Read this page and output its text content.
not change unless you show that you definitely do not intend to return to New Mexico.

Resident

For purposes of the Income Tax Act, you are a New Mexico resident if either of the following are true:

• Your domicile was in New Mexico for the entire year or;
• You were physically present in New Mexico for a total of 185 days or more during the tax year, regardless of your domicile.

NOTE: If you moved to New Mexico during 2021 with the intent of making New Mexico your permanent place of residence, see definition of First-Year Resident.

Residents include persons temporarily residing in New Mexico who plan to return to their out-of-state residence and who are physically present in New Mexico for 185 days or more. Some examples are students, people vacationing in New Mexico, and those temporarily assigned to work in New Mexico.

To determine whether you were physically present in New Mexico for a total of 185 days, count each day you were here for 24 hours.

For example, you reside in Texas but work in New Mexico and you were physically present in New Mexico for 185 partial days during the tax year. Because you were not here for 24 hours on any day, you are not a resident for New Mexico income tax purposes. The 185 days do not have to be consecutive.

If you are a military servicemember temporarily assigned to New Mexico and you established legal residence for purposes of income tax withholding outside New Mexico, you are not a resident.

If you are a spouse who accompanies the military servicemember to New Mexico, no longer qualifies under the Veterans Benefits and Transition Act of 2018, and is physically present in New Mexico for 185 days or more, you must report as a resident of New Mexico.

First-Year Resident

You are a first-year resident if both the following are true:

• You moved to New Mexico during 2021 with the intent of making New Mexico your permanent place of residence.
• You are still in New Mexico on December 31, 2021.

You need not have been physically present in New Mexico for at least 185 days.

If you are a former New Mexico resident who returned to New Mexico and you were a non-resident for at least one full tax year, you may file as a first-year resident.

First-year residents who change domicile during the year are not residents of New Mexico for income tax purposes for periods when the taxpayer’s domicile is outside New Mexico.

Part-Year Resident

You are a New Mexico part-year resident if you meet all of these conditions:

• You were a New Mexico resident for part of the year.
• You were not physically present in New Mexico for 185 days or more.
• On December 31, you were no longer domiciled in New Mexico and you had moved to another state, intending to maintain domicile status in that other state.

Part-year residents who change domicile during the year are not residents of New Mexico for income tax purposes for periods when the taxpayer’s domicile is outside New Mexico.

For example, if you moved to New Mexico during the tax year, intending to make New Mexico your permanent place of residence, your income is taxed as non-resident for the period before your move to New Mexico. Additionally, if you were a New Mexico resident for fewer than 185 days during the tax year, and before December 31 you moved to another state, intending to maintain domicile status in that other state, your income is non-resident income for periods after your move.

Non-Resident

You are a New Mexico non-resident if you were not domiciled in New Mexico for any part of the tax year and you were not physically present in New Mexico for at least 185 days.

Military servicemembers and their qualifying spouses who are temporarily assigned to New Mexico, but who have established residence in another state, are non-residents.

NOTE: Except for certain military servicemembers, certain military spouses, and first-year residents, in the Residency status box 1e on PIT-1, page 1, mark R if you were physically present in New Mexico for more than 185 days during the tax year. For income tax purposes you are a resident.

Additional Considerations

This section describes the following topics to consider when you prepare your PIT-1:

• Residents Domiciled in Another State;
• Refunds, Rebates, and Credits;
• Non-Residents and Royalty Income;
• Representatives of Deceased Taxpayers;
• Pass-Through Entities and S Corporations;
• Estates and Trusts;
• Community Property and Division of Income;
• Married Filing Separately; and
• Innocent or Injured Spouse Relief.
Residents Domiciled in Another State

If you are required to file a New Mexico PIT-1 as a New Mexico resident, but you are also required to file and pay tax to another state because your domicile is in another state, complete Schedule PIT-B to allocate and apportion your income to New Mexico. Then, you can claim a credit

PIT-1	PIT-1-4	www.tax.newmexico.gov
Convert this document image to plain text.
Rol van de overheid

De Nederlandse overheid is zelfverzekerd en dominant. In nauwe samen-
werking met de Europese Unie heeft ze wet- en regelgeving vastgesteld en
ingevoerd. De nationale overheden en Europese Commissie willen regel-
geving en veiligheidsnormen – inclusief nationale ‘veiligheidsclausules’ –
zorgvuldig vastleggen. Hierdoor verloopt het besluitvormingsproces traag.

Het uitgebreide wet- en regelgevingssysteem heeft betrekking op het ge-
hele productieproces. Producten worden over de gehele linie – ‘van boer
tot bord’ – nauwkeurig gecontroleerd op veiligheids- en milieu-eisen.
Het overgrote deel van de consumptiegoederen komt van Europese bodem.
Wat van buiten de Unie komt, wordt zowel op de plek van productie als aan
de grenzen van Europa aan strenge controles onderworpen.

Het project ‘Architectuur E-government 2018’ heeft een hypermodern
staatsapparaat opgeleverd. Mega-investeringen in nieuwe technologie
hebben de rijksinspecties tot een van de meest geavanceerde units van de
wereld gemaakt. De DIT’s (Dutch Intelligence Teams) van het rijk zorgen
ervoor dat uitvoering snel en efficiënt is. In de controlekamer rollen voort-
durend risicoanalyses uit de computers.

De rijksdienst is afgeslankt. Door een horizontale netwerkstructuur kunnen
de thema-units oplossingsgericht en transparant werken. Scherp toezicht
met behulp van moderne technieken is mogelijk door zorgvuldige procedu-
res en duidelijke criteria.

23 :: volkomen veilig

_The request_
In the entries above, identify every line with the word "true". Copy those lines.

_Written response_
For purposes of the Income Tax Act, you are a New Mexico resident if either of the following are true:
You are a first-year resident if both the following are true:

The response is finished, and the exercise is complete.